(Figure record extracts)

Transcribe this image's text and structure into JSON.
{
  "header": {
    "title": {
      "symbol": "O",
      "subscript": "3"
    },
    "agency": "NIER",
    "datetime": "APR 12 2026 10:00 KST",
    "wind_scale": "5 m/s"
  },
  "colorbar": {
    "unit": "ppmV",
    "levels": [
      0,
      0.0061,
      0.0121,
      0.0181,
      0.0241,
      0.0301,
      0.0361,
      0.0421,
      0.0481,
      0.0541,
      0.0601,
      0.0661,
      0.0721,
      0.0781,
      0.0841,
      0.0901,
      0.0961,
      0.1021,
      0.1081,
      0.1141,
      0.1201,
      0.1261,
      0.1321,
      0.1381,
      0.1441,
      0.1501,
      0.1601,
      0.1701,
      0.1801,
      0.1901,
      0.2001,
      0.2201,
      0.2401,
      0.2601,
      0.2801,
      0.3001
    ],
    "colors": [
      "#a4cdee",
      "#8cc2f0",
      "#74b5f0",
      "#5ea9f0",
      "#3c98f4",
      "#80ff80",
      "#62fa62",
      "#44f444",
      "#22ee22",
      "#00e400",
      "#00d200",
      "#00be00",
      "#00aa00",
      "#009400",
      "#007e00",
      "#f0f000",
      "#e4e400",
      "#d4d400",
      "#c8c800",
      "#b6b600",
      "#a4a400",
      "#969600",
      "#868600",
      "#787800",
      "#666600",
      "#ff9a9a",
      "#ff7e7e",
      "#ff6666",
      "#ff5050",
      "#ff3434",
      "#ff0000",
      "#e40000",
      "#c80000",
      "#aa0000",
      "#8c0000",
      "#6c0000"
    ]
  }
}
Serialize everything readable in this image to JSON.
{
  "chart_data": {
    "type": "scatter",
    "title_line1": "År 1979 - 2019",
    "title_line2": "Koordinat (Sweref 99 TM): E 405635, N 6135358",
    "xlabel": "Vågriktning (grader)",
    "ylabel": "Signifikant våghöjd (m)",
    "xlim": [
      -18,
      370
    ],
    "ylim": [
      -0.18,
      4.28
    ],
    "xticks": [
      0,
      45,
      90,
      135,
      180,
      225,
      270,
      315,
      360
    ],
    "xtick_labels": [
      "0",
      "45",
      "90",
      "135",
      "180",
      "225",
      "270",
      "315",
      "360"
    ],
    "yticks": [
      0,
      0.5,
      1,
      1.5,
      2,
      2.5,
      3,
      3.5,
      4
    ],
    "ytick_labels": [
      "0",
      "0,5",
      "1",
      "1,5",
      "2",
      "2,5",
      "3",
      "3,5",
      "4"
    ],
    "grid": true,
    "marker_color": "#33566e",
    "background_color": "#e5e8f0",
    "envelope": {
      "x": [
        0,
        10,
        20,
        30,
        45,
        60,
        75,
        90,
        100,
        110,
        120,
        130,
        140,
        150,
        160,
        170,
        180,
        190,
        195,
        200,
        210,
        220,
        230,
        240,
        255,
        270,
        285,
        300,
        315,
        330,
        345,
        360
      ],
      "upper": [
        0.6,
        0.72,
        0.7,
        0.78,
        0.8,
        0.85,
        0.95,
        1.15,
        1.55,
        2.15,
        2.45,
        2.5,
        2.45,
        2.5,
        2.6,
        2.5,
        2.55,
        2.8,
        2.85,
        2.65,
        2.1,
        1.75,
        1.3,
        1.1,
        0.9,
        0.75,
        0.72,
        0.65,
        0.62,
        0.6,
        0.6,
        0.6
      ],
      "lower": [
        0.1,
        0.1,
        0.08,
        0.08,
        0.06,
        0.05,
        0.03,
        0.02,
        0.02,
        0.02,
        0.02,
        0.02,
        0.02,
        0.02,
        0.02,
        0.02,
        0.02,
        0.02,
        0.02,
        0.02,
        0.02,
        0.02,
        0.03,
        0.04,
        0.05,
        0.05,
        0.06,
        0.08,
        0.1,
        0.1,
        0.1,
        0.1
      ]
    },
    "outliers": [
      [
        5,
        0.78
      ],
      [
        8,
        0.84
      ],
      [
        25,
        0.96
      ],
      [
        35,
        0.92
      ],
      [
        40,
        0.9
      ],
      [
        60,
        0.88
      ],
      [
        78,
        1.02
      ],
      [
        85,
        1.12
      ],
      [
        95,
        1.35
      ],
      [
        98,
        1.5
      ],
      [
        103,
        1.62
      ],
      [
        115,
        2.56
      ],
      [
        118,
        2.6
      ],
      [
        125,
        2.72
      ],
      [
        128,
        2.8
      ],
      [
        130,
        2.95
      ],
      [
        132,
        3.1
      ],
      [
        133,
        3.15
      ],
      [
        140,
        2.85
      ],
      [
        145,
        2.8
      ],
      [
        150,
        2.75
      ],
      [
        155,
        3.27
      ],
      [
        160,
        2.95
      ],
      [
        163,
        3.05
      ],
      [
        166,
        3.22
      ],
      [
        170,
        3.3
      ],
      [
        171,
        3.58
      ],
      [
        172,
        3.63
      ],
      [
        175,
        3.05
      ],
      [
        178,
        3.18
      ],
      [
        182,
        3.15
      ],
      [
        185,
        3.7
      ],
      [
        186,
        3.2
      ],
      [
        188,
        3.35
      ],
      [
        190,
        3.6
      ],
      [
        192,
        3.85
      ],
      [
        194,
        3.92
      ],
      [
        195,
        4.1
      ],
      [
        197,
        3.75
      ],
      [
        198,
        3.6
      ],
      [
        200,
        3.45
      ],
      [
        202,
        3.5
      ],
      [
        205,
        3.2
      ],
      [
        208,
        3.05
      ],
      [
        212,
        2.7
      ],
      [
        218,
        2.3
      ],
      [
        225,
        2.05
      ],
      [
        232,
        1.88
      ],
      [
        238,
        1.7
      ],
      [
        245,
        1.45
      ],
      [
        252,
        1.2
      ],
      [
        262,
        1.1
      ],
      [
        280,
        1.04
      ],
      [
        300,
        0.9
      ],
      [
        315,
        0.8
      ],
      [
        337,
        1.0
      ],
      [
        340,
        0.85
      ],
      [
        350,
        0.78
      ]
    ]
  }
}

What to work on:
Take the lines above and retype all of them exactly.

Full output:
Transcribe this image's text and structure into JSON.
{
  "header": {
    "title": {
      "symbol": "O",
      "subscript": "3"
    },
    "agency": "NIER",
    "datetime": "APR 12 2026 10:00 KST",
    "wind_scale": "5 m/s"
  },
  "colorbar": {
    "unit": "ppmV",
    "levels": [
      0,
      0.0061,
      0.0121,
      0.0181,
      0.0241,
      0.0301,
      0.0361,
      0.0421,
      0.0481,
      0.0541,
      0.0601,
      0.0661,
      0.0721,
      0.0781,
      0.0841,
      0.0901,
      0.0961,
      0.1021,
      0.1081,
      0.1141,
      0.1201,
      0.1261,
      0.1321,
      0.1381,
      0.1441,
      0.1501,
      0.1601,
      0.1701,
      0.1801,
      0.1901,
      0.2001,
      0.2201,
      0.2401,
      0.2601,
      0.2801,
      0.3001
    ],
    "colors": [
      "#a4cdee",
      "#8cc2f0",
      "#74b5f0",
      "#5ea9f0",
      "#3c98f4",
      "#80ff80",
      "#62fa62",
      "#44f444",
      "#22ee22",
      "#00e400",
      "#00d200",
      "#00be00",
      "#00aa00",
      "#009400",
      "#007e00",
      "#f0f000",
      "#e4e400",
      "#d4d400",
      "#c8c800",
      "#b6b600",
      "#a4a400",
      "#969600",
      "#868600",
      "#787800",
      "#666600",
      "#ff9a9a",
      "#ff7e7e",
      "#ff6666",
      "#ff5050",
      "#ff3434",
      "#ff0000",
      "#e40000",
      "#c80000",
      "#aa0000",
      "#8c0000",
      "#6c0000"
    ]
  }
}
Serialize everything readable in this image to JSON.
{
  "chart_data": {
    "type": "scatter",
    "title_line1": "År 1979 - 2019",
    "title_line2": "Koordinat (Sweref 99 TM): E 405635, N 6135358",
    "xlabel": "Vågriktning (grader)",
    "ylabel": "Signifikant våghöjd (m)",
    "xlim": [
      -18,
      370
    ],
    "ylim": [
      -0.18,
      4.28
    ],
    "xticks": [
      0,
      45,
      90,
      135,
      180,
      225,
      270,
      315,
      360
    ],
    "xtick_labels": [
      "0",
      "45",
      "90",
      "135",
      "180",
      "225",
      "270",
      "315",
      "360"
    ],
    "yticks": [
      0,
      0.5,
      1,
      1.5,
      2,
      2.5,
      3,
      3.5,
      4
    ],
    "ytick_labels": [
      "0",
      "0,5",
      "1",
      "1,5",
      "2",
      "2,5",
      "3",
      "3,5",
      "4"
    ],
    "grid": true,
    "marker_color": "#33566e",
    "background_color": "#e5e8f0",
    "envelope": {
      "x": [
        0,
        10,
        20,
        30,
        45,
        60,
        75,
        90,
        100,
        110,
        120,
        130,
        140,
        150,
        160,
        170,
        180,
        190,
        195,
        200,
        210,
        220,
        230,
        240,
        255,
        270,
        285,
        300,
        315,
        330,
        345,
        360
      ],
      "upper": [
        0.6,
        0.72,
        0.7,
        0.78,
        0.8,
        0.85,
        0.95,
        1.15,
        1.55,
        2.15,
        2.45,
        2.5,
        2.45,
        2.5,
        2.6,
        2.5,
        2.55,
        2.8,
        2.85,
        2.65,
        2.1,
        1.75,
        1.3,
        1.1,
        0.9,
        0.75,
        0.72,
        0.65,
        0.62,
        0.6,
        0.6,
        0.6
      ],
      "lower": [
        0.1,
        0.1,
        0.08,
        0.08,
        0.06,
        0.05,
        0.03,
        0.02,
        0.02,
        0.02,
        0.02,
        0.02,
        0.02,
        0.02,
        0.02,
        0.02,
        0.02,
        0.02,
        0.02,
        0.02,
        0.02,
        0.02,
        0.03,
        0.04,
        0.05,
        0.05,
        0.06,
        0.08,
        0.1,
        0.1,
        0.1,
        0.1
      ]
    },
    "outliers": [
      [
        5,
        0.78
      ],
      [
        8,
        0.84
      ],
      [
        25,
        0.96
      ],
      [
        35,
        0.92
      ],
      [
        40,
        0.9
      ],
      [
        60,
        0.88
      ],
      [
        78,
        1.02
      ],
      [
        85,
        1.12
      ],
      [
        95,
        1.35
      ],
      [
        98,
        1.5
      ],
      [
        103,
        1.62
      ],
      [
        115,
        2.56
      ],
      [
        118,
        2.6
      ],
      [
        125,
        2.72
      ],
      [
        128,
        2.8
      ],
      [
        130,
        2.95
      ],
      [
        132,
        3.1
      ],
      [
        133,
        3.15
      ],
      [
        140,
        2.85
      ],
      [
        145,
        2.8
      ],
      [
        150,
        2.75
      ],
      [
        155,
        3.27
      ],
      [
        160,
        2.95
      ],
      [
        163,
        3.05
      ],
      [
        166,
        3.22
      ],
      [
        170,
        3.3
      ],
      [
        171,
        3.58
      ],
      [
        172,
        3.63
      ],
      [
        175,
        3.05
      ],
      [
        178,
        3.18
      ],
      [
        182,
        3.15
      ],
      [
        185,
        3.7
      ],
      [
        186,
        3.2
      ],
      [
        188,
        3.35
      ],
      [
        190,
        3.6
      ],
      [
        192,
        3.85
      ],
      [
        194,
        3.92
      ],
      [
        195,
        4.1
      ],
      [
        197,
        3.75
      ],
      [
        198,
        3.6
      ],
      [
        200,
        3.45
      ],
      [
        202,
        3.5
      ],
      [
        205,
        3.2
      ],
      [
        208,
        3.05
      ],
      [
        212,
        2.7
      ],
      [
        218,
        2.3
      ],
      [
        225,
        2.05
      ],
      [
        232,
        1.88
      ],
      [
        238,
        1.7
      ],
      [
        245,
        1.45
      ],
      [
        252,
        1.2
      ],
      [
        262,
        1.1
      ],
      [
        280,
        1.04
      ],
      [
        300,
        0.9
      ],
      [
        315,
        0.8
      ],
      [
        337,
        1.0
      ],
      [
        340,
        0.85
      ],
      [
        350,
        0.78
      ]
    ]
  }
}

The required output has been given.